● **WHAT TO PRODUCE**: Give back each entry unchanged, minus pictures.

● **PROVIDED DATA**:
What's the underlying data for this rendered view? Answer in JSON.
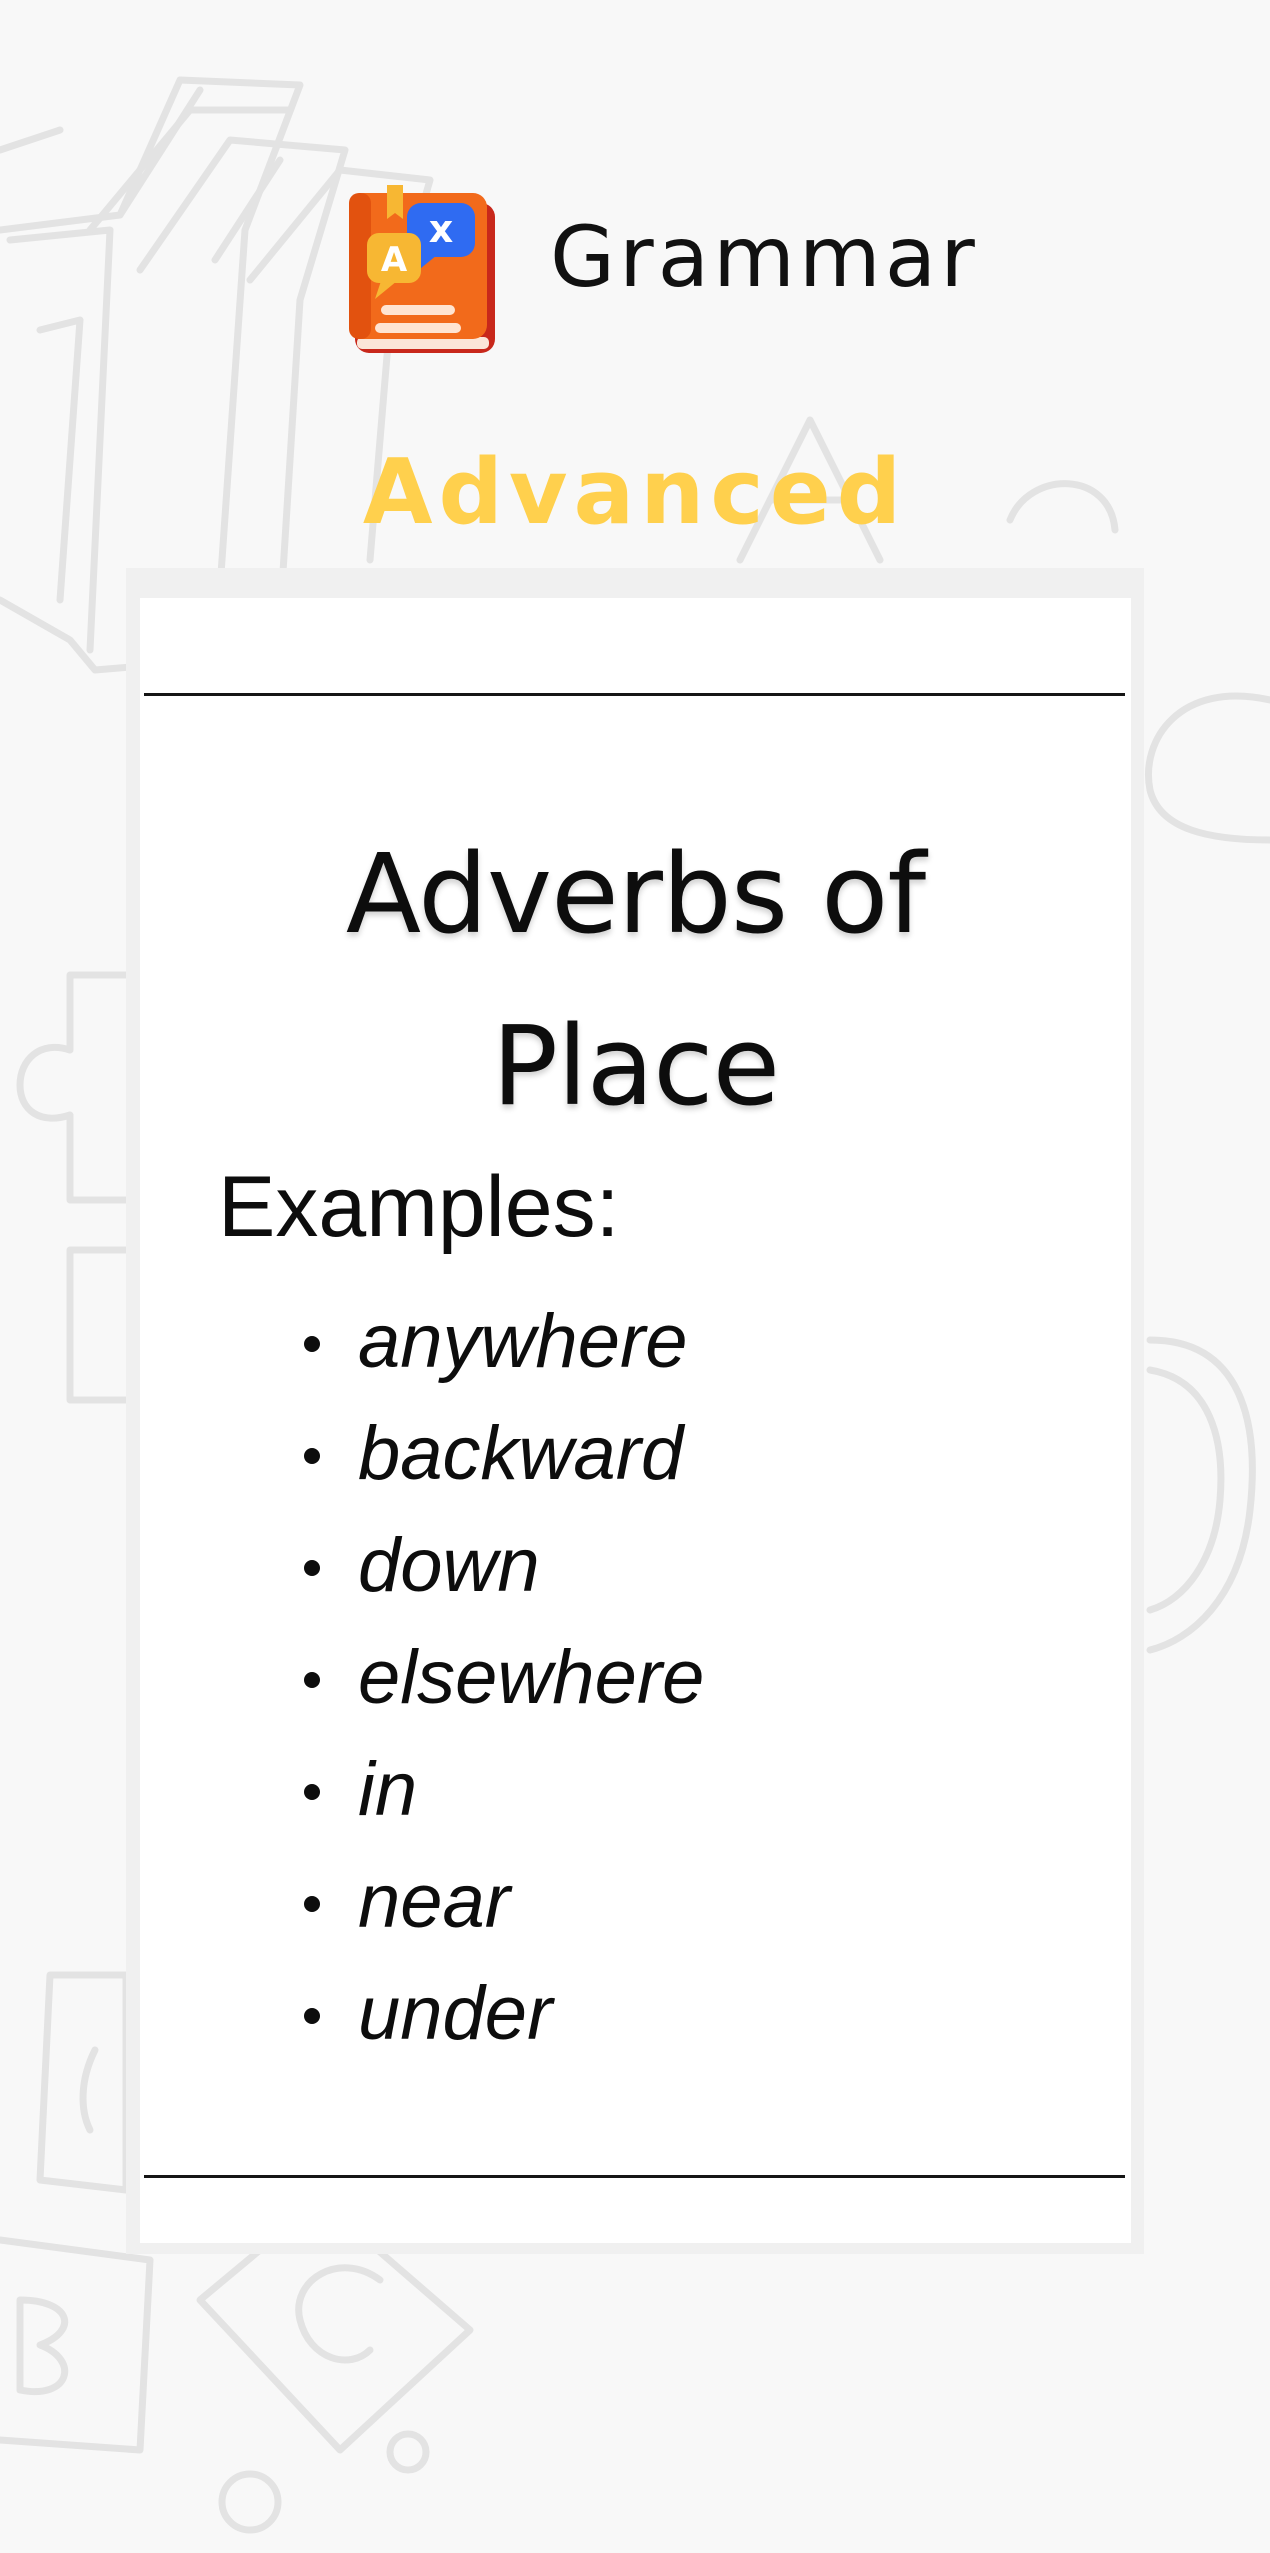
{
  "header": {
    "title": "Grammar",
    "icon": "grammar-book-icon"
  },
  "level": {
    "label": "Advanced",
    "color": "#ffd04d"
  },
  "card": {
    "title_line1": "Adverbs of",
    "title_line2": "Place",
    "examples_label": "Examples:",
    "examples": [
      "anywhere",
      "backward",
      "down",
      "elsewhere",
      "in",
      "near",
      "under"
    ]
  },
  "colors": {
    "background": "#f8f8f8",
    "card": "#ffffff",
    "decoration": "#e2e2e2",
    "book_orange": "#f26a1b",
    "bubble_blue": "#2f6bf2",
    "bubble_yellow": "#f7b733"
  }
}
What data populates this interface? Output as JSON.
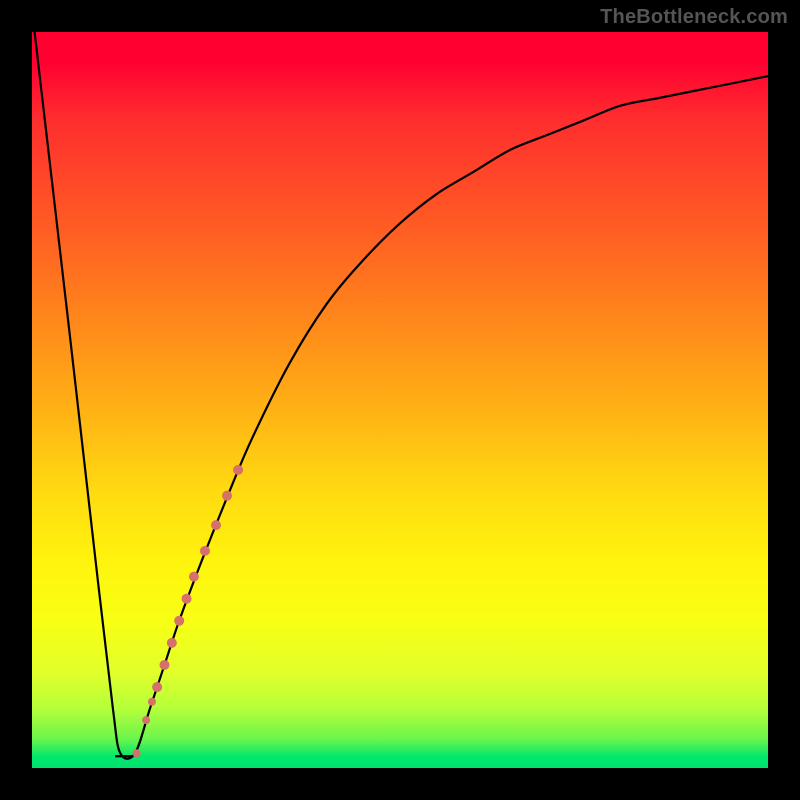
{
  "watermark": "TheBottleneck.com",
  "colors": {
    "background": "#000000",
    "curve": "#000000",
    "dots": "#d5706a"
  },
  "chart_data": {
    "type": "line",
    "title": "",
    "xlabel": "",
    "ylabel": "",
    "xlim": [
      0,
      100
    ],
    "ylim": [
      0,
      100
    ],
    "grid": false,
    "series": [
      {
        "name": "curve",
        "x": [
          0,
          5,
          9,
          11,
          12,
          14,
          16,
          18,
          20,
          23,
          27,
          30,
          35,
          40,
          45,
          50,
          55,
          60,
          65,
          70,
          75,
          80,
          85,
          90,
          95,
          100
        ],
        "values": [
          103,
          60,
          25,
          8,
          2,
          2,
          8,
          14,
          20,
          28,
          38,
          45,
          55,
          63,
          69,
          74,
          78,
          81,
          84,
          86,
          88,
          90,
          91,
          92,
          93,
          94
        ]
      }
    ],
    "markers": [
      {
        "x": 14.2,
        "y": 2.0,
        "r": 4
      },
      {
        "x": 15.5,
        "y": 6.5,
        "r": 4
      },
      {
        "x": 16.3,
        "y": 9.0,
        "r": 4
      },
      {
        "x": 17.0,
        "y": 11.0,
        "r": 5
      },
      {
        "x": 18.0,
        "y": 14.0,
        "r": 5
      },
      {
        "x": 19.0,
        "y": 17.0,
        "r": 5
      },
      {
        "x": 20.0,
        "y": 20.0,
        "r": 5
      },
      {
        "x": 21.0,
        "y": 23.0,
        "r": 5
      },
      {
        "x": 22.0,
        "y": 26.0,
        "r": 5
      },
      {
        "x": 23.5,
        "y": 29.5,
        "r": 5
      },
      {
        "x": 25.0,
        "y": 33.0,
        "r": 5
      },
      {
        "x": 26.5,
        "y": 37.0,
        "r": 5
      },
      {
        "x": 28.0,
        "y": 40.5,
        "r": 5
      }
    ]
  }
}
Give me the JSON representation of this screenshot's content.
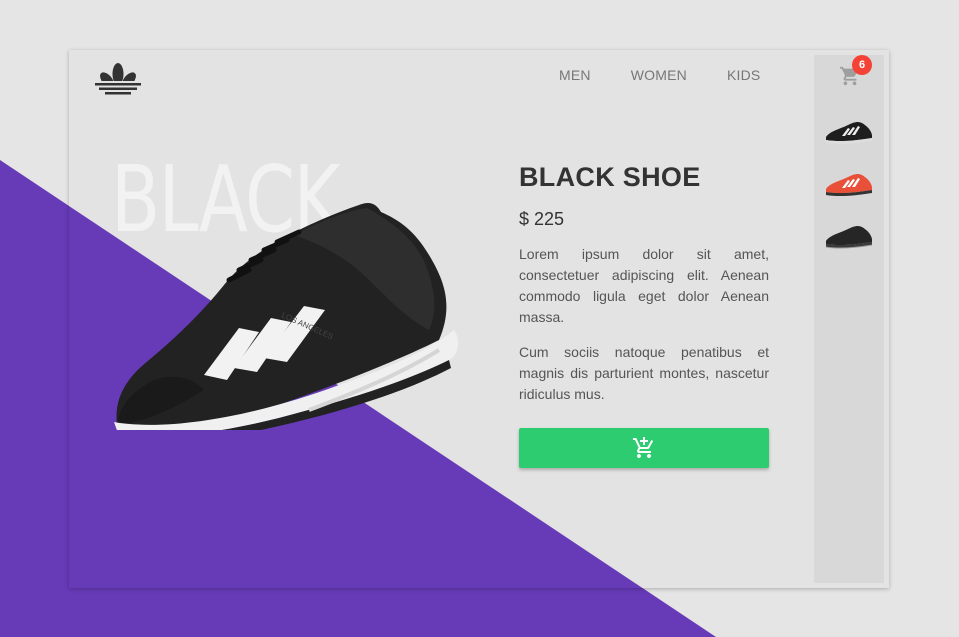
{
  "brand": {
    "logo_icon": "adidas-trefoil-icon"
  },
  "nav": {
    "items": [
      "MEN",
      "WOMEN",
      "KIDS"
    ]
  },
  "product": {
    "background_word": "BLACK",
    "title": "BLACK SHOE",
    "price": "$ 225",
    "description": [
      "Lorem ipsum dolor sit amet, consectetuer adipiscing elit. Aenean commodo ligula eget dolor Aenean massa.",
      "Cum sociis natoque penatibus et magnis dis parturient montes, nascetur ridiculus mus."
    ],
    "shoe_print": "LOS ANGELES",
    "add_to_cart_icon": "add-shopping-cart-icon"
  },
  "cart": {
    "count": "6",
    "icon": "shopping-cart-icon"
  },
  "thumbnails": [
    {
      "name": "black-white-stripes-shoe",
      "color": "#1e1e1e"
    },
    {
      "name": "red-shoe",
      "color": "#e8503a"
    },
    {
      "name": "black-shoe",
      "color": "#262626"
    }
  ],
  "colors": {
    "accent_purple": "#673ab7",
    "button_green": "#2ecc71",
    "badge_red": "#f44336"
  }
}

● **SOLUTION**:
What's the underlying data for this rendered view? Answer in JSON.
{
  "header": {
    "title": "Grammar",
    "icon": "grammar-book-icon"
  },
  "level": {
    "label": "Advanced",
    "color": "#ffd04d"
  },
  "card": {
    "title_line1": "Adverbs of",
    "title_line2": "Place",
    "examples_label": "Examples:",
    "examples": [
      "anywhere",
      "backward",
      "down",
      "elsewhere",
      "in",
      "near",
      "under"
    ]
  },
  "colors": {
    "background": "#f8f8f8",
    "card": "#ffffff",
    "decoration": "#e2e2e2",
    "book_orange": "#f26a1b",
    "bubble_blue": "#2f6bf2",
    "bubble_yellow": "#f7b733"
  }
}
What data populates this interface? Output as JSON.
{
  "watermark": "TheBottleneck.com",
  "colors": {
    "background": "#000000",
    "curve": "#000000",
    "dots": "#d5706a"
  },
  "chart_data": {
    "type": "line",
    "title": "",
    "xlabel": "",
    "ylabel": "",
    "xlim": [
      0,
      100
    ],
    "ylim": [
      0,
      100
    ],
    "grid": false,
    "series": [
      {
        "name": "curve",
        "x": [
          0,
          5,
          9,
          11,
          12,
          14,
          16,
          18,
          20,
          23,
          27,
          30,
          35,
          40,
          45,
          50,
          55,
          60,
          65,
          70,
          75,
          80,
          85,
          90,
          95,
          100
        ],
        "values": [
          103,
          60,
          25,
          8,
          2,
          2,
          8,
          14,
          20,
          28,
          38,
          45,
          55,
          63,
          69,
          74,
          78,
          81,
          84,
          86,
          88,
          90,
          91,
          92,
          93,
          94
        ]
      }
    ],
    "markers": [
      {
        "x": 14.2,
        "y": 2.0,
        "r": 4
      },
      {
        "x": 15.5,
        "y": 6.5,
        "r": 4
      },
      {
        "x": 16.3,
        "y": 9.0,
        "r": 4
      },
      {
        "x": 17.0,
        "y": 11.0,
        "r": 5
      },
      {
        "x": 18.0,
        "y": 14.0,
        "r": 5
      },
      {
        "x": 19.0,
        "y": 17.0,
        "r": 5
      },
      {
        "x": 20.0,
        "y": 20.0,
        "r": 5
      },
      {
        "x": 21.0,
        "y": 23.0,
        "r": 5
      },
      {
        "x": 22.0,
        "y": 26.0,
        "r": 5
      },
      {
        "x": 23.5,
        "y": 29.5,
        "r": 5
      },
      {
        "x": 25.0,
        "y": 33.0,
        "r": 5
      },
      {
        "x": 26.5,
        "y": 37.0,
        "r": 5
      },
      {
        "x": 28.0,
        "y": 40.5,
        "r": 5
      }
    ]
  }
}
Give me the JSON representation of this screenshot's content.
{
  "brand": {
    "logo_icon": "adidas-trefoil-icon"
  },
  "nav": {
    "items": [
      "MEN",
      "WOMEN",
      "KIDS"
    ]
  },
  "product": {
    "background_word": "BLACK",
    "title": "BLACK SHOE",
    "price": "$ 225",
    "description": [
      "Lorem ipsum dolor sit amet, consectetuer adipiscing elit. Aenean commodo ligula eget dolor Aenean massa.",
      "Cum sociis natoque penatibus et magnis dis parturient montes, nascetur ridiculus mus."
    ],
    "shoe_print": "LOS ANGELES",
    "add_to_cart_icon": "add-shopping-cart-icon"
  },
  "cart": {
    "count": "6",
    "icon": "shopping-cart-icon"
  },
  "thumbnails": [
    {
      "name": "black-white-stripes-shoe",
      "color": "#1e1e1e"
    },
    {
      "name": "red-shoe",
      "color": "#e8503a"
    },
    {
      "name": "black-shoe",
      "color": "#262626"
    }
  ],
  "colors": {
    "accent_purple": "#673ab7",
    "button_green": "#2ecc71",
    "badge_red": "#f44336"
  }
}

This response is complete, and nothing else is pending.